Exercise:
Please copy out the entries from the line that contains "track-point-filled — [316, 575, 325, 583]" through the line that contains "x-tick-sublabel: 00z — [774, 593, 796, 607]", both included, reproducing every character of each line unchanged.
___
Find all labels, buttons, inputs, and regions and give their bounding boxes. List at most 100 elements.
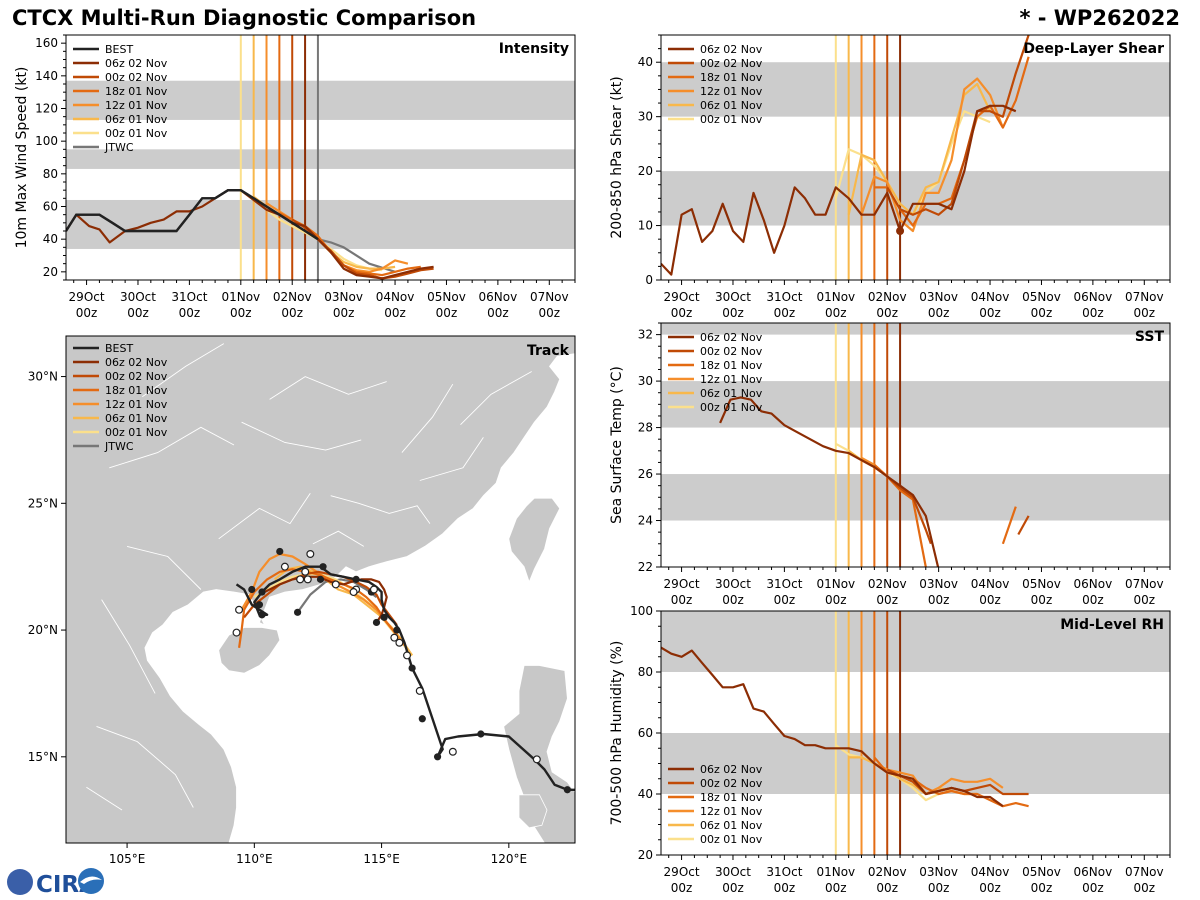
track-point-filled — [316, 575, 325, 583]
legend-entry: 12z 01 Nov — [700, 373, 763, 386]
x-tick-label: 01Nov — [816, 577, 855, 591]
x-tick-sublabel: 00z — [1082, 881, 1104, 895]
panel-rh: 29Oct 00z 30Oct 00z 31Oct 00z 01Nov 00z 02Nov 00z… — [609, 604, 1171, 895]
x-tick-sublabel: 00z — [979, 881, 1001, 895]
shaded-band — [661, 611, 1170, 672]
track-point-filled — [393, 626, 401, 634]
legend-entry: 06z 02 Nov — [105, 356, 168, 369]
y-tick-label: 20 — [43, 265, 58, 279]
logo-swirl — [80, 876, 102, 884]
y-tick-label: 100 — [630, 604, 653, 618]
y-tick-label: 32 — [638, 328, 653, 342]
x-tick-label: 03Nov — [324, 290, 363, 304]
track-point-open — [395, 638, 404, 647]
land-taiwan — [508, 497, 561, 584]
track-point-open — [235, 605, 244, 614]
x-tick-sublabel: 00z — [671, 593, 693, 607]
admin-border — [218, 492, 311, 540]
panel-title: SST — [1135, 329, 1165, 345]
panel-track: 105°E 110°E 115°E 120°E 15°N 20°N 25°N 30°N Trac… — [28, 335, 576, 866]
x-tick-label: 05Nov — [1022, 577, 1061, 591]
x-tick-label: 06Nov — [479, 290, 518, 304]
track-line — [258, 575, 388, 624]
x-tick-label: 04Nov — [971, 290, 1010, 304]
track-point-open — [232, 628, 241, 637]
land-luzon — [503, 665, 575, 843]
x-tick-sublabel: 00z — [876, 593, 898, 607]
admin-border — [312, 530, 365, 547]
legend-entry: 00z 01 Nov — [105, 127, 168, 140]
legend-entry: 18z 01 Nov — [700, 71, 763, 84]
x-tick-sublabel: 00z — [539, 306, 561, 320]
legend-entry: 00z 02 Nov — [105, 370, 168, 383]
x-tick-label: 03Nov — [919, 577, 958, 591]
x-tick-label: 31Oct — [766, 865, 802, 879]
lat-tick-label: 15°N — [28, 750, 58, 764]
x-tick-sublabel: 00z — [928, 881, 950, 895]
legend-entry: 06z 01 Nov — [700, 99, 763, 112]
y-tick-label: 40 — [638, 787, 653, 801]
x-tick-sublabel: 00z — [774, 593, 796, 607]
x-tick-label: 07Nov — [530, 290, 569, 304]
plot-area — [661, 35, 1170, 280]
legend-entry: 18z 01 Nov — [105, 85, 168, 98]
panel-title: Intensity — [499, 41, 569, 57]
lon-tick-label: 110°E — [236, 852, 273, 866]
___
Answer below:
track-point-filled — [316, 575, 325, 583]
legend-entry: 12z 01 Nov — [700, 373, 763, 386]
x-tick-label: 01Nov — [816, 577, 855, 591]
x-tick-sublabel: 00z — [1082, 881, 1104, 895]
panel-rh: 29Oct 00z 30Oct 00z 31Oct 00z 01Nov 00z 02Nov 00z… — [609, 604, 1171, 895]
x-tick-sublabel: 00z — [979, 881, 1001, 895]
shaded-band — [661, 611, 1170, 672]
track-point-filled — [393, 626, 401, 634]
legend-entry: 06z 02 Nov — [105, 356, 168, 369]
y-tick-label: 20 — [43, 265, 58, 279]
logo-swirl — [80, 876, 102, 884]
y-tick-label: 100 — [630, 604, 653, 618]
y-tick-label: 32 — [638, 328, 653, 342]
x-tick-label: 03Nov — [324, 290, 363, 304]
track-point-open — [395, 638, 404, 647]
land-taiwan — [508, 497, 561, 584]
track-point-open — [235, 605, 244, 614]
x-tick-sublabel: 00z — [671, 593, 693, 607]
admin-border — [218, 492, 311, 540]
panel-title: SST — [1135, 329, 1165, 345]
panel-track: 105°E 110°E 115°E 120°E 15°N 20°N 25°N 30°N Trac… — [28, 335, 576, 866]
x-tick-label: 05Nov — [1022, 577, 1061, 591]
x-tick-label: 06Nov — [479, 290, 518, 304]
track-line — [258, 575, 388, 624]
x-tick-label: 04Nov — [971, 290, 1010, 304]
track-point-open — [232, 628, 241, 637]
land-luzon — [503, 665, 575, 843]
x-tick-sublabel: 00z — [876, 593, 898, 607]
admin-border — [312, 530, 365, 547]
legend-entry: 00z 01 Nov — [105, 127, 168, 140]
legend-entry: 18z 01 Nov — [700, 71, 763, 84]
x-tick-sublabel: 00z — [539, 306, 561, 320]
legend-entry: 00z 02 Nov — [105, 370, 168, 383]
x-tick-label: 03Nov — [919, 577, 958, 591]
x-tick-label: 31Oct — [766, 865, 802, 879]
lat-tick-label: 15°N — [28, 750, 58, 764]
x-tick-sublabel: 00z — [928, 881, 950, 895]
legend-entry: 06z 01 Nov — [700, 99, 763, 112]
y-tick-label: 40 — [638, 787, 653, 801]
x-tick-sublabel: 00z — [774, 593, 796, 607]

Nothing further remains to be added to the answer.